(Extracted records)
══════
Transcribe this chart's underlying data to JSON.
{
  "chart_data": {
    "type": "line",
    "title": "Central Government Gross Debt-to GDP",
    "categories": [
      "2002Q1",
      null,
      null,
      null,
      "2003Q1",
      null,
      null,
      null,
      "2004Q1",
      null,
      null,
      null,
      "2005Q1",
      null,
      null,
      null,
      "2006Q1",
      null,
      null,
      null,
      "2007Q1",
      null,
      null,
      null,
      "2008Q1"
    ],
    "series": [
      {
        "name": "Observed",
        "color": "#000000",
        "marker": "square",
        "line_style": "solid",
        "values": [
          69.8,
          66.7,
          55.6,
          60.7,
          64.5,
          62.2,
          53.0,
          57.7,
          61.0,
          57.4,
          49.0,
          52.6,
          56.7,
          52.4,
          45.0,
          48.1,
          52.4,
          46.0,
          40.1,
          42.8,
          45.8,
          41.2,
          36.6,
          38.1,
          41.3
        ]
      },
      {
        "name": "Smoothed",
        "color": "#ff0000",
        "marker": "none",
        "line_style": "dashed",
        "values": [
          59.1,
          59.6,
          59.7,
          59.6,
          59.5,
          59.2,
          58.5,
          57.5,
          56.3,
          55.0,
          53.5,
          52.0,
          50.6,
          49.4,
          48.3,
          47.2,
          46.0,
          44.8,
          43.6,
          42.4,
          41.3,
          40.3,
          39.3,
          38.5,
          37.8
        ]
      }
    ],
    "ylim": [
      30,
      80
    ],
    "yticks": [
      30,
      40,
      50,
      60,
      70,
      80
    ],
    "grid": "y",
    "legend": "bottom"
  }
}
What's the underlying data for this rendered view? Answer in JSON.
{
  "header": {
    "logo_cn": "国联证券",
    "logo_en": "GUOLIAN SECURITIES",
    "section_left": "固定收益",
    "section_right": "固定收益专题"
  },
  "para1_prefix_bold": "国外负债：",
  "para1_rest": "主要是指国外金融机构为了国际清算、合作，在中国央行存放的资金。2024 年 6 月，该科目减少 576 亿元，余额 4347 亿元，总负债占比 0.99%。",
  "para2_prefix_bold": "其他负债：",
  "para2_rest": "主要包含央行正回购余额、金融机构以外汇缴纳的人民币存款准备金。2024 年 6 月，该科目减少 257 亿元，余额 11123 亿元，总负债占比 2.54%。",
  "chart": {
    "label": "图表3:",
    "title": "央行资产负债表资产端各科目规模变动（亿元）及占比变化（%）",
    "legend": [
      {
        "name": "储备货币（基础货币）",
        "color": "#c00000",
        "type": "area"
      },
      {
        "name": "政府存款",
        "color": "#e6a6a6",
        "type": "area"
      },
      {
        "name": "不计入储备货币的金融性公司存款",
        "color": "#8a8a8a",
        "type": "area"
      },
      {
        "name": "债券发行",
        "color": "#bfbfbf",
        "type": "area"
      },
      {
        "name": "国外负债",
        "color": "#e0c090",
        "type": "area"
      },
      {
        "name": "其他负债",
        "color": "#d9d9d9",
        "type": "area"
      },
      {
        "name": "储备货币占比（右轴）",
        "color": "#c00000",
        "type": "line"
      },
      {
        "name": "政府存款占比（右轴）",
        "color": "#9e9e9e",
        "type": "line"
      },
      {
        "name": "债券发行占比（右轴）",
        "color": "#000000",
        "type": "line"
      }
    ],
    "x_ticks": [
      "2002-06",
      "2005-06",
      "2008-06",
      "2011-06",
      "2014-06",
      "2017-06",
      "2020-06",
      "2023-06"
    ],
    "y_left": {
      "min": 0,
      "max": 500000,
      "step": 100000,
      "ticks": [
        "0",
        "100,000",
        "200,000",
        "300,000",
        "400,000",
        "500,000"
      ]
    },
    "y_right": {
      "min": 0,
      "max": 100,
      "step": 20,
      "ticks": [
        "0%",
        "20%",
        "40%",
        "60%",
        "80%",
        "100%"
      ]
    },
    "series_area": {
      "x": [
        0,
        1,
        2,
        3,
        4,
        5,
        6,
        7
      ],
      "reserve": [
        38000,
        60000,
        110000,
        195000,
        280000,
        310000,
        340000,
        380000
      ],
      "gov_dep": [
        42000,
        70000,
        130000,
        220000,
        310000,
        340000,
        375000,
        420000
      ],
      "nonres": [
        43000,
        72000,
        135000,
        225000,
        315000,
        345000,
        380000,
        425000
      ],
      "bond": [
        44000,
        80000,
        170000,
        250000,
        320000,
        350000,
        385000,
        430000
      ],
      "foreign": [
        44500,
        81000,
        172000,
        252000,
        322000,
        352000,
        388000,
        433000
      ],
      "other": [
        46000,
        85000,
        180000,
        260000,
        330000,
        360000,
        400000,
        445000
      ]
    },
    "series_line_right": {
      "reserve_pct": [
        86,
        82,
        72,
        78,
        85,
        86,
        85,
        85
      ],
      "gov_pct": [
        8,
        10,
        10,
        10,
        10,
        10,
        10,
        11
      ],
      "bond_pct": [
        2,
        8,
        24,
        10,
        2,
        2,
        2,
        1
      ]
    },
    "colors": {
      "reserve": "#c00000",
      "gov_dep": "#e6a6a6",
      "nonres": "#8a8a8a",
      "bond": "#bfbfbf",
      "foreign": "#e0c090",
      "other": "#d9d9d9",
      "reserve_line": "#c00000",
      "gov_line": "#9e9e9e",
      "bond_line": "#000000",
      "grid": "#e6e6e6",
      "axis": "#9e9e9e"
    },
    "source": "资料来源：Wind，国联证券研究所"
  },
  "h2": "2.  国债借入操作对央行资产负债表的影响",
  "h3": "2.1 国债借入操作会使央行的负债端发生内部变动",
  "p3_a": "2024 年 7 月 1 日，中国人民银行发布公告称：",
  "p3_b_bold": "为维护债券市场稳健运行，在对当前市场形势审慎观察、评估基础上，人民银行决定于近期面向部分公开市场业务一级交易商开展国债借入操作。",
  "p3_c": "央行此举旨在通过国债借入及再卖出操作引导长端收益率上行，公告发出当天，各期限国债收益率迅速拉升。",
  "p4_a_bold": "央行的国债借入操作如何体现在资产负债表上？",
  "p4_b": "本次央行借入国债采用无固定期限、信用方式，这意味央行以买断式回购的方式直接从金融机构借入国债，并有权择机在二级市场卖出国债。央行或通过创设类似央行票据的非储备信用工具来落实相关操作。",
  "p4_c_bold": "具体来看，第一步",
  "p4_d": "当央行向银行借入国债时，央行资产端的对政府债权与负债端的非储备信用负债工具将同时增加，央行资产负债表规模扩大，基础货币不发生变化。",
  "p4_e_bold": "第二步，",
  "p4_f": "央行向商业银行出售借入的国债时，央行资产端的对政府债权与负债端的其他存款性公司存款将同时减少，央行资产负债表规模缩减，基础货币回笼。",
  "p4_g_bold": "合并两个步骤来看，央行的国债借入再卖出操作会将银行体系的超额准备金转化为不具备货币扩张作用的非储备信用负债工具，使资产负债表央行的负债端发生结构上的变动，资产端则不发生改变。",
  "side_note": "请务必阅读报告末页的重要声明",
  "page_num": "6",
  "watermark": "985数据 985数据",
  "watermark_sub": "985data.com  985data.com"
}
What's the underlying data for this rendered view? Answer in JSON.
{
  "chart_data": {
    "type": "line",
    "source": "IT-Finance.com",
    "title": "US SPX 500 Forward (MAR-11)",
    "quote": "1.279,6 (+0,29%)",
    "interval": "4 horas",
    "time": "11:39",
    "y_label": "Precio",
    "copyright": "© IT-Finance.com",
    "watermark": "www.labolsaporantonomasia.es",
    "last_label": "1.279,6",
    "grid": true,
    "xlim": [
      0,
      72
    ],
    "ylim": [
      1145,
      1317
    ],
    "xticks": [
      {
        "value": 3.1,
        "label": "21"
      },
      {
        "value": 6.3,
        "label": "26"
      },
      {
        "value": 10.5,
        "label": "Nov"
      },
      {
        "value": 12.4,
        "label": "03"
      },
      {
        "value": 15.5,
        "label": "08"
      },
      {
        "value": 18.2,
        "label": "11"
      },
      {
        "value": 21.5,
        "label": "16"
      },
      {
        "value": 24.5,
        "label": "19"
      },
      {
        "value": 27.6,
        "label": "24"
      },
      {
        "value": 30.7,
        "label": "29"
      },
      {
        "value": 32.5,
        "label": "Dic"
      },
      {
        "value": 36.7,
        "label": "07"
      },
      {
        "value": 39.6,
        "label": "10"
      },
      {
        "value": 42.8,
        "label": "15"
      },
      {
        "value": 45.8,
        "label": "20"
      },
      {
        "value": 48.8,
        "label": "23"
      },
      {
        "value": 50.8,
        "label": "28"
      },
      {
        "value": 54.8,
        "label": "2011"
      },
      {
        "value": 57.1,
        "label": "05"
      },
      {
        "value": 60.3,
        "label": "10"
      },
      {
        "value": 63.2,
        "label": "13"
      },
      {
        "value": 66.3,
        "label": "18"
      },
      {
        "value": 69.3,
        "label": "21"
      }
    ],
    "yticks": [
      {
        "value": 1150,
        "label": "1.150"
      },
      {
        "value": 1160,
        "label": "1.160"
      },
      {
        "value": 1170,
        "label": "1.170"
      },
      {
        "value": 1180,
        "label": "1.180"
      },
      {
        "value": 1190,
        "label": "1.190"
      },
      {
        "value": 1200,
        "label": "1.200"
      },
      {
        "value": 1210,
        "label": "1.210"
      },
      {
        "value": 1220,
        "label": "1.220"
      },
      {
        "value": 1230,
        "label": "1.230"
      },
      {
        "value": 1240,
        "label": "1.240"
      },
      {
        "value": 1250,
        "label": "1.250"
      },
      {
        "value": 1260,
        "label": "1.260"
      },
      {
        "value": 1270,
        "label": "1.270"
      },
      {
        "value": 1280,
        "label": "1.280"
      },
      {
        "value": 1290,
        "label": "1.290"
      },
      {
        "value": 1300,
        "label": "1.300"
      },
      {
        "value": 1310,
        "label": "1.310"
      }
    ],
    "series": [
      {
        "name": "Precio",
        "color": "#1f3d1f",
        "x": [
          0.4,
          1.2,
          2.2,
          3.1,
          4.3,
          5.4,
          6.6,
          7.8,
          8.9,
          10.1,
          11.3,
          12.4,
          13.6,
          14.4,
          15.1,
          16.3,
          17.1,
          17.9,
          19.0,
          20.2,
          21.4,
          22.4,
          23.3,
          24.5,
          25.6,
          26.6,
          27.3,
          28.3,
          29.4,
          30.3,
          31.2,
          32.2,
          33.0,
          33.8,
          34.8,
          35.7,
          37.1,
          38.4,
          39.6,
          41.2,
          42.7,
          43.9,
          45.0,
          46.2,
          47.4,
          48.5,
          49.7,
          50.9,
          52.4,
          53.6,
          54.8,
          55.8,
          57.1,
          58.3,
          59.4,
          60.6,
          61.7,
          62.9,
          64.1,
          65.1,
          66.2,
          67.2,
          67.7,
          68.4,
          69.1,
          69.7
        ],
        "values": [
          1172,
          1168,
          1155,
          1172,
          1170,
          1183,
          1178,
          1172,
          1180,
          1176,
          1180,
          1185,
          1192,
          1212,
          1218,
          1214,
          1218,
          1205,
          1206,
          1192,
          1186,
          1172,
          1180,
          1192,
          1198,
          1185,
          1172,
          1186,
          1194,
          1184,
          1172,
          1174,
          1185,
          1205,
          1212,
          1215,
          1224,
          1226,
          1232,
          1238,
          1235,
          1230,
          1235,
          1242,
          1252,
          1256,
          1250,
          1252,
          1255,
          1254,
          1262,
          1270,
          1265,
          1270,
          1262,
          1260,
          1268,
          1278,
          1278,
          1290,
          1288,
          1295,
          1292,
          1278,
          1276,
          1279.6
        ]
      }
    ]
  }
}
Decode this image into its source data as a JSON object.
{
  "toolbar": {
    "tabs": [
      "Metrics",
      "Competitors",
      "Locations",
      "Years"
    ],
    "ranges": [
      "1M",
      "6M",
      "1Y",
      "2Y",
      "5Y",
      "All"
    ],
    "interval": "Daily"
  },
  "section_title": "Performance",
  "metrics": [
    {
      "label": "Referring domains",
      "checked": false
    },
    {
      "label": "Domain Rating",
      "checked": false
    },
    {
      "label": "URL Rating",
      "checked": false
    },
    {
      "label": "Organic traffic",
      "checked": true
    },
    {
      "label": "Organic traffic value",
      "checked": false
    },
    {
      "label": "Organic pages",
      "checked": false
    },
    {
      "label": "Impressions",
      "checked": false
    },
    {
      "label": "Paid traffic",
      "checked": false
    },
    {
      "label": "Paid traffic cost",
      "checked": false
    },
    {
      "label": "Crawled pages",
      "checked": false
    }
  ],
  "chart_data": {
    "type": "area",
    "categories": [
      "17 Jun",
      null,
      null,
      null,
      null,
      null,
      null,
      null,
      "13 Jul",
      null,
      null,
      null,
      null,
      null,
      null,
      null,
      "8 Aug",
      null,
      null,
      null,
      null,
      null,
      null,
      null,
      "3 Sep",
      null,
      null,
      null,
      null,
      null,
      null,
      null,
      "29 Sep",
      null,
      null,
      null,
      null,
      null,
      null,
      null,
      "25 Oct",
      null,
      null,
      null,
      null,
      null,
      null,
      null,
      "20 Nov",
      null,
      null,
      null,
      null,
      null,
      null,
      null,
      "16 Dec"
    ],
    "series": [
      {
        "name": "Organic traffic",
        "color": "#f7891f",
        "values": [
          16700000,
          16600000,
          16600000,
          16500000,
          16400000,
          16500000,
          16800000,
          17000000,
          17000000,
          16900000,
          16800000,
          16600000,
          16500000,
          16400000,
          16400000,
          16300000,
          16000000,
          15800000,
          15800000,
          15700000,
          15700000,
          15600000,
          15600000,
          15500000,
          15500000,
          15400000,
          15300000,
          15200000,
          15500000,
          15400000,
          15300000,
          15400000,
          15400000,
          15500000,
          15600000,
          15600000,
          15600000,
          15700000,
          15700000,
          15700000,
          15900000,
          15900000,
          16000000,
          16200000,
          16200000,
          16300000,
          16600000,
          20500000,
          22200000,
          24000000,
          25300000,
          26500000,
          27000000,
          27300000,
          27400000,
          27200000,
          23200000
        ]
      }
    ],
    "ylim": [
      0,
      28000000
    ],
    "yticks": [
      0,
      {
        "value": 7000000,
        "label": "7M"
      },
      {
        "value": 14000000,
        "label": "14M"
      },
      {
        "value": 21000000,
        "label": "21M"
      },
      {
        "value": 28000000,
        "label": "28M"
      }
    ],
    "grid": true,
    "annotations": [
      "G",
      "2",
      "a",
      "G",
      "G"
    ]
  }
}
══════
- _TASK_
Say how many lines in the records above hold "JSON", and give no other text.

- _SOLUTION TO THIS PROBLEM_
4